(Saved entries)
========
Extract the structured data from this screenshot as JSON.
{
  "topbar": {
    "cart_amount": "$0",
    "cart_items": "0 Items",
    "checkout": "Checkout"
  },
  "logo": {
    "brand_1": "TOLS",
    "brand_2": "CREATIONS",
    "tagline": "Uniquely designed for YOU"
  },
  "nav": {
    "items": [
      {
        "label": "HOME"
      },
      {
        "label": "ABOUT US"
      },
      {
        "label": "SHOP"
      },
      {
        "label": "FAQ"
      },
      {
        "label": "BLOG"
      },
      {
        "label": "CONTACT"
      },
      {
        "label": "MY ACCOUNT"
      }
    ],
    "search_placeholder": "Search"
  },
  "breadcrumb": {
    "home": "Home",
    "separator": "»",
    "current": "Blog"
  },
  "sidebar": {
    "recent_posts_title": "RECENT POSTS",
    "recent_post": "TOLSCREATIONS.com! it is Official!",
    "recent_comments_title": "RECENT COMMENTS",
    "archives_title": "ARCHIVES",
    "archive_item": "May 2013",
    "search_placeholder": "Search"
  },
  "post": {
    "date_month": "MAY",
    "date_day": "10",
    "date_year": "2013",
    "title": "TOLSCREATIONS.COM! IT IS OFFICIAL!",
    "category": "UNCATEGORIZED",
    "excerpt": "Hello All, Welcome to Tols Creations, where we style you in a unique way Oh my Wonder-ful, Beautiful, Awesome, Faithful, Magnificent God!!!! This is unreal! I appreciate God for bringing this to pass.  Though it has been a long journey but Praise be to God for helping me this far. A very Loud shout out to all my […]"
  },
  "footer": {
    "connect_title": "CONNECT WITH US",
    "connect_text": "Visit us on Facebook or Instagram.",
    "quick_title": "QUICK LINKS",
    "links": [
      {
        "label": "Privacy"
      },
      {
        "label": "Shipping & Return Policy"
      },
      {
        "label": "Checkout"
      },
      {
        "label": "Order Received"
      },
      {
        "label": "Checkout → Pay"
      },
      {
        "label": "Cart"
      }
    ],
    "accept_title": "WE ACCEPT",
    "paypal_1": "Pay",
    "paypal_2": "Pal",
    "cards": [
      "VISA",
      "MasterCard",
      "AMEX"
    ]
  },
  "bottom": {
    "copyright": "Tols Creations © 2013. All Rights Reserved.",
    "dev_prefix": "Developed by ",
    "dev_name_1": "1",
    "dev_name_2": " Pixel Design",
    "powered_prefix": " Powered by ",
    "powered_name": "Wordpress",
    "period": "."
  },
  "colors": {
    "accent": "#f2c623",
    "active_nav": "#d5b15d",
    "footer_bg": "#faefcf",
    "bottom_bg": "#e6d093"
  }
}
========
Work to complete →
Quote the data above in full, changing nothing.

Exercise answer →
Extract the structured data from this screenshot as JSON.
{
  "topbar": {
    "cart_amount": "$0",
    "cart_items": "0 Items",
    "checkout": "Checkout"
  },
  "logo": {
    "brand_1": "TOLS",
    "brand_2": "CREATIONS",
    "tagline": "Uniquely designed for YOU"
  },
  "nav": {
    "items": [
      {
        "label": "HOME"
      },
      {
        "label": "ABOUT US"
      },
      {
        "label": "SHOP"
      },
      {
        "label": "FAQ"
      },
      {
        "label": "BLOG"
      },
      {
        "label": "CONTACT"
      },
      {
        "label": "MY ACCOUNT"
      }
    ],
    "search_placeholder": "Search"
  },
  "breadcrumb": {
    "home": "Home",
    "separator": "»",
    "current": "Blog"
  },
  "sidebar": {
    "recent_posts_title": "RECENT POSTS",
    "recent_post": "TOLSCREATIONS.com! it is Official!",
    "recent_comments_title": "RECENT COMMENTS",
    "archives_title": "ARCHIVES",
    "archive_item": "May 2013",
    "search_placeholder": "Search"
  },
  "post": {
    "date_month": "MAY",
    "date_day": "10",
    "date_year": "2013",
    "title": "TOLSCREATIONS.COM! IT IS OFFICIAL!",
    "category": "UNCATEGORIZED",
    "excerpt": "Hello All, Welcome to Tols Creations, where we style you in a unique way Oh my Wonder-ful, Beautiful, Awesome, Faithful, Magnificent God!!!! This is unreal! I appreciate God for bringing this to pass.  Though it has been a long journey but Praise be to God for helping me this far. A very Loud shout out to all my […]"
  },
  "footer": {
    "connect_title": "CONNECT WITH US",
    "connect_text": "Visit us on Facebook or Instagram.",
    "quick_title": "QUICK LINKS",
    "links": [
      {
        "label": "Privacy"
      },
      {
        "label": "Shipping & Return Policy"
      },
      {
        "label": "Checkout"
      },
      {
        "label": "Order Received"
      },
      {
        "label": "Checkout → Pay"
      },
      {
        "label": "Cart"
      }
    ],
    "accept_title": "WE ACCEPT",
    "paypal_1": "Pay",
    "paypal_2": "Pal",
    "cards": [
      "VISA",
      "MasterCard",
      "AMEX"
    ]
  },
  "bottom": {
    "copyright": "Tols Creations © 2013. All Rights Reserved.",
    "dev_prefix": "Developed by ",
    "dev_name_1": "1",
    "dev_name_2": " Pixel Design",
    "powered_prefix": " Powered by ",
    "powered_name": "Wordpress",
    "period": "."
  },
  "colors": {
    "accent": "#f2c623",
    "active_nav": "#d5b15d",
    "footer_bg": "#faefcf",
    "bottom_bg": "#e6d093"
  }
}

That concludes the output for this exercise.